Speaking at the White House shortly after Churkin’s remarks, President Barack Obama confirmed that US intelligence authorities believe that Russian-backed separatists were responsible for the incident.

“We know that they are heavily armed and they are trained, and we know that that’s not an accident,” Obama said. “That is happening because of Russian support.”

It may be some time before the HIV/AIDS research community is able to come to terms with the human cost of the loss of Flight 17. After a break of only a few hours, the Security Council is set to meet Friday afternoon for another emergency meeting, this time on the situation in Gaza.

Egyptian army mocked for ‘miracle’ AIDS cure. Read more here.

Speaking at the UN Secretariat, Simon Bland, New York representative at UNAIDS, told VICE News that researchers were still absorbing the tragedy.

EXERCISE A → In the Flight 17 passage, what reason does Obama give for the separatists being heavily armed and trained? Answer in one or two sentences.
EXERCISE B →
Answer these from the Flight 17 passage:
(i) Where was President Obama speaking when he confirmed the US intelligence view?
(ii) When and on what subject is the Security Council set to hold its next emergency meeting?
(iii) What position does Simon Bland hold?

Structured page parsing data
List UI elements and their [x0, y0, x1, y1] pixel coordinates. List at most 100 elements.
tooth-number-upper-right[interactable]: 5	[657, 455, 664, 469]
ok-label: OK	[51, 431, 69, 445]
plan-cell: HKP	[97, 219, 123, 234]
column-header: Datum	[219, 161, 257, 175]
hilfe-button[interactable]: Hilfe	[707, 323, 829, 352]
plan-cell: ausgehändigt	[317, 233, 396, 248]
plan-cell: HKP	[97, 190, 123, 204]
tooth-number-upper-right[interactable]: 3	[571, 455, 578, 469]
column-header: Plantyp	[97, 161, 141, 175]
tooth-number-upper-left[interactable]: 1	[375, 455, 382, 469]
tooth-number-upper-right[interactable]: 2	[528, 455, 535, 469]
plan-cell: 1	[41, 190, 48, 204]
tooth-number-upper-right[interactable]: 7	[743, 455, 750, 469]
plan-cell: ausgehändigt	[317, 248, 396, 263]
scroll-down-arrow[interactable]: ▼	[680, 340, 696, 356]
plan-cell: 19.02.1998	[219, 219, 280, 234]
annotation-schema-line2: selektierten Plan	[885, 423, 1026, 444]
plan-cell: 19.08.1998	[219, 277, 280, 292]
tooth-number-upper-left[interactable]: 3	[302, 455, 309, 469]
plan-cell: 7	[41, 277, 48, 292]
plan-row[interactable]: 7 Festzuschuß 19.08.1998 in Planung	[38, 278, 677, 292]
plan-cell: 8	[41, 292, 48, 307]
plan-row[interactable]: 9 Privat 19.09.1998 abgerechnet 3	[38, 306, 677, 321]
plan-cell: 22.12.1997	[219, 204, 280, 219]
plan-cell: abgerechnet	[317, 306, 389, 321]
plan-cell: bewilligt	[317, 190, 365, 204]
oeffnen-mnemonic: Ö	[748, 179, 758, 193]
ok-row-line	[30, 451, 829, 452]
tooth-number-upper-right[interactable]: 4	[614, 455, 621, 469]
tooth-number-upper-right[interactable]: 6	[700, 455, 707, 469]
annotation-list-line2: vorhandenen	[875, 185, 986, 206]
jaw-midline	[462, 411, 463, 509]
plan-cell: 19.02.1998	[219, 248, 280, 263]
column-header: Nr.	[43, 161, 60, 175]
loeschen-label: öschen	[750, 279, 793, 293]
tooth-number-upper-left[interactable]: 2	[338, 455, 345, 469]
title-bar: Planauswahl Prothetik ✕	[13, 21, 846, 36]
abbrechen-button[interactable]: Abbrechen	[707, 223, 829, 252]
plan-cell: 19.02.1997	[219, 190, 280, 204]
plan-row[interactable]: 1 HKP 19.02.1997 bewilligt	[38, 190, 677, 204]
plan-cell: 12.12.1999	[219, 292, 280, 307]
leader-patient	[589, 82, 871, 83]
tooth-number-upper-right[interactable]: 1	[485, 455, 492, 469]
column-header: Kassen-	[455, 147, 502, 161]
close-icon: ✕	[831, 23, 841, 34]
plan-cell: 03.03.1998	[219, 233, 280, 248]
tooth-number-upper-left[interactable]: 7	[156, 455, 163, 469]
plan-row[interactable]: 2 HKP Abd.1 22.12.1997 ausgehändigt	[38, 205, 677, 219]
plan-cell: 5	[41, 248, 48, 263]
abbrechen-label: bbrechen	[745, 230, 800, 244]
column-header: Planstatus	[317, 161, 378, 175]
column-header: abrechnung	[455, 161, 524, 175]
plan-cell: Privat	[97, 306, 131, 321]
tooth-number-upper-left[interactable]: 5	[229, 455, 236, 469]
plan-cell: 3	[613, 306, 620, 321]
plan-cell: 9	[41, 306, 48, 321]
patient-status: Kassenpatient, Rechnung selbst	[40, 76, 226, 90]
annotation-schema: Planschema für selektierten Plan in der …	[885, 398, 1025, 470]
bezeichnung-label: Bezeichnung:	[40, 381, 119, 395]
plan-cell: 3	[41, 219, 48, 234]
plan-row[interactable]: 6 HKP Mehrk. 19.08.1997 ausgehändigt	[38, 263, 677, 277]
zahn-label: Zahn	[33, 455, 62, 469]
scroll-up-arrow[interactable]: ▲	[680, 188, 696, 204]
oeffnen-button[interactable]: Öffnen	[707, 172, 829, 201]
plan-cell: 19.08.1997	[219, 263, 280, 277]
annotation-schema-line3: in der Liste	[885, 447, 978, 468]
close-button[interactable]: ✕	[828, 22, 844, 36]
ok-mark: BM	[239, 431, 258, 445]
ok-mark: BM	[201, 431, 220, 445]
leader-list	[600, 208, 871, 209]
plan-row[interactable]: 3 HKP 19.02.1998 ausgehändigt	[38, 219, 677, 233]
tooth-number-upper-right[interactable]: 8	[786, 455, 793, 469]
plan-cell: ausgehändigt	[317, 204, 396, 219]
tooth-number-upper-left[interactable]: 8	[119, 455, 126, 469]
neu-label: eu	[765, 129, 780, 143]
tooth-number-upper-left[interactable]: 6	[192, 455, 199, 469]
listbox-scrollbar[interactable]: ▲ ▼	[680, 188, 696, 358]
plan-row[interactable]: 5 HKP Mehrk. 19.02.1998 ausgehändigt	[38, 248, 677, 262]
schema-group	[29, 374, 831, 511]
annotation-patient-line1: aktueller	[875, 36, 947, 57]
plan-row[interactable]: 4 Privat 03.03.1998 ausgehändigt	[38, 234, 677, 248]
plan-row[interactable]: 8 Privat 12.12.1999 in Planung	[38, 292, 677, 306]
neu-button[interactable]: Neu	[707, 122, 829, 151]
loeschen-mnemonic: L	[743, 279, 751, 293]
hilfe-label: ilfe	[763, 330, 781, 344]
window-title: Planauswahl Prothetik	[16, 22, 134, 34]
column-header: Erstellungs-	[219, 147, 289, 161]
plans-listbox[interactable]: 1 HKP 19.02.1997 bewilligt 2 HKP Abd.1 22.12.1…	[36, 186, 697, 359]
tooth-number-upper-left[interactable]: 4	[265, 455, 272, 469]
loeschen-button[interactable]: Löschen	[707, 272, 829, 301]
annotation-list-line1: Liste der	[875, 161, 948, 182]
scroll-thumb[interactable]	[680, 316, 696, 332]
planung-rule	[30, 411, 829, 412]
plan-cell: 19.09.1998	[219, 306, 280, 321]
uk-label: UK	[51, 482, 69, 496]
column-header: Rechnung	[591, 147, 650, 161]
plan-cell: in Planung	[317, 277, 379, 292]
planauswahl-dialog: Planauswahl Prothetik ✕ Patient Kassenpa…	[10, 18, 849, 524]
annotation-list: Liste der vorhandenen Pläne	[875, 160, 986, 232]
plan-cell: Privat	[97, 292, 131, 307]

EXERCISE SOLUTION A → Obama says it is not an accident but is happening because of Russian support.

EXERCISE SOLUTION B →
(i) At the White House.
(ii) Friday afternoon, on the situation in Gaza.
(iii) He is the New York representative at UNAIDS.